AIM OF THE TASK:
Look below for the line containing "OCR this image.". Output it and each remaining line of the entries exactly, and nothing else.

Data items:
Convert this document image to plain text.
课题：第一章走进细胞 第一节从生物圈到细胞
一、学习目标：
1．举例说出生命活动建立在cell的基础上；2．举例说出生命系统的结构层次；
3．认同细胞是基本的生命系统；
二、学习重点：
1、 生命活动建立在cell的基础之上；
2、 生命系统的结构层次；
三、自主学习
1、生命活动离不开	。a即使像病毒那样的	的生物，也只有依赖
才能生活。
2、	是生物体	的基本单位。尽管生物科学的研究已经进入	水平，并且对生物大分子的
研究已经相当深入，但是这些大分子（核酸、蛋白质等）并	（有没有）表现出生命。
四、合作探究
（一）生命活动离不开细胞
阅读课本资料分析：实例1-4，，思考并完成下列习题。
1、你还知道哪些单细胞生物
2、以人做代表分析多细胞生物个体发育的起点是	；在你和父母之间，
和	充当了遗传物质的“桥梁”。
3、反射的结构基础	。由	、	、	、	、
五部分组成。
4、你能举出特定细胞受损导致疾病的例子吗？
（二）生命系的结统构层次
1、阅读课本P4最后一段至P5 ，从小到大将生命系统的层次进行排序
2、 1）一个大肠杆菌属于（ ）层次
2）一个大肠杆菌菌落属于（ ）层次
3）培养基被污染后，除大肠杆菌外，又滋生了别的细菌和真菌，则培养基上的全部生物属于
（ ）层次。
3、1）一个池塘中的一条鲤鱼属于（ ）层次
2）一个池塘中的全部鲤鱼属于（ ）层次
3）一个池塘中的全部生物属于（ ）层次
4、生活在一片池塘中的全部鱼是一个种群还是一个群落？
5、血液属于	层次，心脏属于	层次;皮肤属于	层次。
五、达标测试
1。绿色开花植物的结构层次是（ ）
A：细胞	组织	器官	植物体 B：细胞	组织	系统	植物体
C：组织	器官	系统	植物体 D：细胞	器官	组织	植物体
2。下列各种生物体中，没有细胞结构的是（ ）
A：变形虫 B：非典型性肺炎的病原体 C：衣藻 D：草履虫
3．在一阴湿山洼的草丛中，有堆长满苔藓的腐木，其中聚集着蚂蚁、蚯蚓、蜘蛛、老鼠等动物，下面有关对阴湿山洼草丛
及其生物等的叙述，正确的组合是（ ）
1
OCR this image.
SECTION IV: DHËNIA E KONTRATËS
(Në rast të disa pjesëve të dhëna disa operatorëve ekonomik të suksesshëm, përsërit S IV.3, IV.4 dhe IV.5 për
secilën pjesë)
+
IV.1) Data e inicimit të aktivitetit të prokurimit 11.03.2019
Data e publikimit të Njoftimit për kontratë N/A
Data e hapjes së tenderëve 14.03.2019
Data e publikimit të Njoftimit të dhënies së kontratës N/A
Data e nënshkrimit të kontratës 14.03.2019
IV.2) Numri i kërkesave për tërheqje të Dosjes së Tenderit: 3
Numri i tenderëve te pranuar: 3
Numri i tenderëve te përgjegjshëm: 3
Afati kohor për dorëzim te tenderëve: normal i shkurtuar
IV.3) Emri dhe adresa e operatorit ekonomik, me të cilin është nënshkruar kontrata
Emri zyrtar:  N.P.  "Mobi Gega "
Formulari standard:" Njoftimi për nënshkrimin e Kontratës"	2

ANSWER:
OCR this image.
SECTION IV: DHËNIA E KONTRATËS
(Në rast të disa pjesëve të dhëna disa operatorëve ekonomik të suksesshëm, përsërit S IV.3, IV.4 dhe IV.5 për
secilën pjesë)
+
IV.1) Data e inicimit të aktivitetit të prokurimit 11.03.2019
Data e publikimit të Njoftimit për kontratë N/A
Data e hapjes së tenderëve 14.03.2019
Data e publikimit të Njoftimit të dhënies së kontratës N/A
Data e nënshkrimit të kontratës 14.03.2019
IV.2) Numri i kërkesave për tërheqje të Dosjes së Tenderit: 3
Numri i tenderëve te pranuar: 3
Numri i tenderëve te përgjegjshëm: 3
Afati kohor për dorëzim te tenderëve: normal i shkurtuar
IV.3) Emri dhe adresa e operatorit ekonomik, me të cilin është nënshkruar kontrata
Emri zyrtar:  N.P.  "Mobi Gega "
Formulari standard:" Njoftimi për nënshkrimin e Kontratës"	2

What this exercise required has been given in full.